<<<<

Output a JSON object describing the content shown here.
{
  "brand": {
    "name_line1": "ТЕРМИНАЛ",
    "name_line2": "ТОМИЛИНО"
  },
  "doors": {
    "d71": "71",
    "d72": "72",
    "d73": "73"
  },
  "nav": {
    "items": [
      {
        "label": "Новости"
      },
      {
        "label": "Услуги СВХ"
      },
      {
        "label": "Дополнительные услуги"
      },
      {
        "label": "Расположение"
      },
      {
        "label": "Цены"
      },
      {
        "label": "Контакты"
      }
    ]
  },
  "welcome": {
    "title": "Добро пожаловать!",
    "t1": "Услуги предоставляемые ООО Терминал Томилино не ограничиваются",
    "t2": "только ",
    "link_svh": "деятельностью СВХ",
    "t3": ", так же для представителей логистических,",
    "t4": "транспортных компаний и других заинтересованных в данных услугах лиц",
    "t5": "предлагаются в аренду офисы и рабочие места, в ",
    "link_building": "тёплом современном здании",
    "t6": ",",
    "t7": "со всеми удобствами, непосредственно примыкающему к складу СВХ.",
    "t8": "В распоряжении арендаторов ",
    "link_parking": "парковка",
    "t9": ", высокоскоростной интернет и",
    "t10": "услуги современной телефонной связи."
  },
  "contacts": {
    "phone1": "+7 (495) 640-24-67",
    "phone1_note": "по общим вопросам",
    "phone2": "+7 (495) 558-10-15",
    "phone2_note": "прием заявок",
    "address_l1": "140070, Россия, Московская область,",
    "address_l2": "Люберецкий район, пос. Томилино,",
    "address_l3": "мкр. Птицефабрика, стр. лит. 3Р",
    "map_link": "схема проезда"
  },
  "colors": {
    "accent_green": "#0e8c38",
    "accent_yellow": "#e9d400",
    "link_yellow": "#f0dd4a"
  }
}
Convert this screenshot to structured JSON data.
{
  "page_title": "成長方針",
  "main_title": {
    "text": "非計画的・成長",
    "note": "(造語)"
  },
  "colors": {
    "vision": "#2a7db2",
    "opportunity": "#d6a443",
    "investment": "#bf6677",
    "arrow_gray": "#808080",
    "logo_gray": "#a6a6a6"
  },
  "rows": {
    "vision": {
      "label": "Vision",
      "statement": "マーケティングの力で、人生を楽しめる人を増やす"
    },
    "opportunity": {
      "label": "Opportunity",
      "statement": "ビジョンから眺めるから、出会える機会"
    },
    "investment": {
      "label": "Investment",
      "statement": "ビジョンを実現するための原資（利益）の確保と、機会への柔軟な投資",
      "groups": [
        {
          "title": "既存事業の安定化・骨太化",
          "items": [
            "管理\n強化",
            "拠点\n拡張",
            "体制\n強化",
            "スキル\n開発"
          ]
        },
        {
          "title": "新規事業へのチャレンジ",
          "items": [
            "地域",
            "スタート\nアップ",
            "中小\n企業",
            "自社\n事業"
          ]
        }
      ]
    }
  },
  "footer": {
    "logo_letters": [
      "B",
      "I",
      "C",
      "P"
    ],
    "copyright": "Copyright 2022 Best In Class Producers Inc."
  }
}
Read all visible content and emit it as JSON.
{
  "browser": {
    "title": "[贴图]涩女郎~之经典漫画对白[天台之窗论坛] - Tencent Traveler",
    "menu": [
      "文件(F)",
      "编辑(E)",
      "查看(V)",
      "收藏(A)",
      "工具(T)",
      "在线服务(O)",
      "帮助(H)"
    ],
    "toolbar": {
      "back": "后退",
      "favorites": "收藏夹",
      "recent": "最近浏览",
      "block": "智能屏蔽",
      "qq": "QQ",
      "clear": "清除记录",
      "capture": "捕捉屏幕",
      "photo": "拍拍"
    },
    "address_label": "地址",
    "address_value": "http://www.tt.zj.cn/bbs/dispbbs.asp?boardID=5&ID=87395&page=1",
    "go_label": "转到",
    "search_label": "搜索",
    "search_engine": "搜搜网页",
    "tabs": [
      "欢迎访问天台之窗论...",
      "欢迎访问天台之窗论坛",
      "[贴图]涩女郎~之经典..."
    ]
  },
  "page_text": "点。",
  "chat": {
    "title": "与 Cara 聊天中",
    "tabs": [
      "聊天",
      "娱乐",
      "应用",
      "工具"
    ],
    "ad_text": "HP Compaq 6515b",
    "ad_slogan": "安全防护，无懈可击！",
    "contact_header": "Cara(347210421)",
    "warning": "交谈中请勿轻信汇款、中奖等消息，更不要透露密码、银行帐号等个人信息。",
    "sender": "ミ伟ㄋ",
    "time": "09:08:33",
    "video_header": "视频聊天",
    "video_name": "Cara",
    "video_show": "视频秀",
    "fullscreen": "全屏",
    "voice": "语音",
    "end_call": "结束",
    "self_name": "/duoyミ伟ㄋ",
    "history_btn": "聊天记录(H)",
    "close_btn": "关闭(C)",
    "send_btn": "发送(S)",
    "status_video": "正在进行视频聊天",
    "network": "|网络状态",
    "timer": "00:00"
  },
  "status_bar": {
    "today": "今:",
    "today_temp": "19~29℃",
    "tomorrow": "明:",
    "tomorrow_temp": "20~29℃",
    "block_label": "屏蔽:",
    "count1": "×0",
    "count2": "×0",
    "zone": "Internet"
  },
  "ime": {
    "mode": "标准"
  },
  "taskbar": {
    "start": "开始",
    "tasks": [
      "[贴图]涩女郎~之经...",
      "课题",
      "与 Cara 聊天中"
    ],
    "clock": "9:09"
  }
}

>>>>

■ Exercise details ■
All of the entries must be quoted exactly; please include each one.

■ Result below ■
Output a JSON object describing the content shown here.
{
  "brand": {
    "name_line1": "ТЕРМИНАЛ",
    "name_line2": "ТОМИЛИНО"
  },
  "doors": {
    "d71": "71",
    "d72": "72",
    "d73": "73"
  },
  "nav": {
    "items": [
      {
        "label": "Новости"
      },
      {
        "label": "Услуги СВХ"
      },
      {
        "label": "Дополнительные услуги"
      },
      {
        "label": "Расположение"
      },
      {
        "label": "Цены"
      },
      {
        "label": "Контакты"
      }
    ]
  },
  "welcome": {
    "title": "Добро пожаловать!",
    "t1": "Услуги предоставляемые ООО Терминал Томилино не ограничиваются",
    "t2": "только ",
    "link_svh": "деятельностью СВХ",
    "t3": ", так же для представителей логистических,",
    "t4": "транспортных компаний и других заинтересованных в данных услугах лиц",
    "t5": "предлагаются в аренду офисы и рабочие места, в ",
    "link_building": "тёплом современном здании",
    "t6": ",",
    "t7": "со всеми удобствами, непосредственно примыкающему к складу СВХ.",
    "t8": "В распоряжении арендаторов ",
    "link_parking": "парковка",
    "t9": ", высокоскоростной интернет и",
    "t10": "услуги современной телефонной связи."
  },
  "contacts": {
    "phone1": "+7 (495) 640-24-67",
    "phone1_note": "по общим вопросам",
    "phone2": "+7 (495) 558-10-15",
    "phone2_note": "прием заявок",
    "address_l1": "140070, Россия, Московская область,",
    "address_l2": "Люберецкий район, пос. Томилино,",
    "address_l3": "мкр. Птицефабрика, стр. лит. 3Р",
    "map_link": "схема проезда"
  },
  "colors": {
    "accent_green": "#0e8c38",
    "accent_yellow": "#e9d400",
    "link_yellow": "#f0dd4a"
  }
}
Convert this screenshot to structured JSON data.
{
  "page_title": "成長方針",
  "main_title": {
    "text": "非計画的・成長",
    "note": "(造語)"
  },
  "colors": {
    "vision": "#2a7db2",
    "opportunity": "#d6a443",
    "investment": "#bf6677",
    "arrow_gray": "#808080",
    "logo_gray": "#a6a6a6"
  },
  "rows": {
    "vision": {
      "label": "Vision",
      "statement": "マーケティングの力で、人生を楽しめる人を増やす"
    },
    "opportunity": {
      "label": "Opportunity",
      "statement": "ビジョンから眺めるから、出会える機会"
    },
    "investment": {
      "label": "Investment",
      "statement": "ビジョンを実現するための原資（利益）の確保と、機会への柔軟な投資",
      "groups": [
        {
          "title": "既存事業の安定化・骨太化",
          "items": [
            "管理\n強化",
            "拠点\n拡張",
            "体制\n強化",
            "スキル\n開発"
          ]
        },
        {
          "title": "新規事業へのチャレンジ",
          "items": [
            "地域",
            "スタート\nアップ",
            "中小\n企業",
            "自社\n事業"
          ]
        }
      ]
    }
  },
  "footer": {
    "logo_letters": [
      "B",
      "I",
      "C",
      "P"
    ],
    "copyright": "Copyright 2022 Best In Class Producers Inc."
  }
}
Read all visible content and emit it as JSON.
{
  "browser": {
    "title": "[贴图]涩女郎~之经典漫画对白[天台之窗论坛] - Tencent Traveler",
    "menu": [
      "文件(F)",
      "编辑(E)",
      "查看(V)",
      "收藏(A)",
      "工具(T)",
      "在线服务(O)",
      "帮助(H)"
    ],
    "toolbar": {
      "back": "后退",
      "favorites": "收藏夹",
      "recent": "最近浏览",
      "block": "智能屏蔽",
      "qq": "QQ",
      "clear": "清除记录",
      "capture": "捕捉屏幕",
      "photo": "拍拍"
    },
    "address_label": "地址",
    "address_value": "http://www.tt.zj.cn/bbs/dispbbs.asp?boardID=5&ID=87395&page=1",
    "go_label": "转到",
    "search_label": "搜索",
    "search_engine": "搜搜网页",
    "tabs": [
      "欢迎访问天台之窗论...",
      "欢迎访问天台之窗论坛",
      "[贴图]涩女郎~之经典..."
    ]
  },
  "page_text": "点。",
  "chat": {
    "title": "与 Cara 聊天中",
    "tabs": [
      "聊天",
      "娱乐",
      "应用",
      "工具"
    ],
    "ad_text": "HP Compaq 6515b",
    "ad_slogan": "安全防护，无懈可击！",
    "contact_header": "Cara(347210421)",
    "warning": "交谈中请勿轻信汇款、中奖等消息，更不要透露密码、银行帐号等个人信息。",
    "sender": "ミ伟ㄋ",
    "time": "09:08:33",
    "video_header": "视频聊天",
    "video_name": "Cara",
    "video_show": "视频秀",
    "fullscreen": "全屏",
    "voice": "语音",
    "end_call": "结束",
    "self_name": "/duoyミ伟ㄋ",
    "history_btn": "聊天记录(H)",
    "close_btn": "关闭(C)",
    "send_btn": "发送(S)",
    "status_video": "正在进行视频聊天",
    "network": "|网络状态",
    "timer": "00:00"
  },
  "status_bar": {
    "today": "今:",
    "today_temp": "19~29℃",
    "tomorrow": "明:",
    "tomorrow_temp": "20~29℃",
    "block_label": "屏蔽:",
    "count1": "×0",
    "count2": "×0",
    "zone": "Internet"
  },
  "ime": {
    "mode": "标准"
  },
  "taskbar": {
    "start": "开始",
    "tasks": [
      "[贴图]涩女郎~之经...",
      "课题",
      "与 Cara 聊天中"
    ],
    "clock": "9:09"
  }
}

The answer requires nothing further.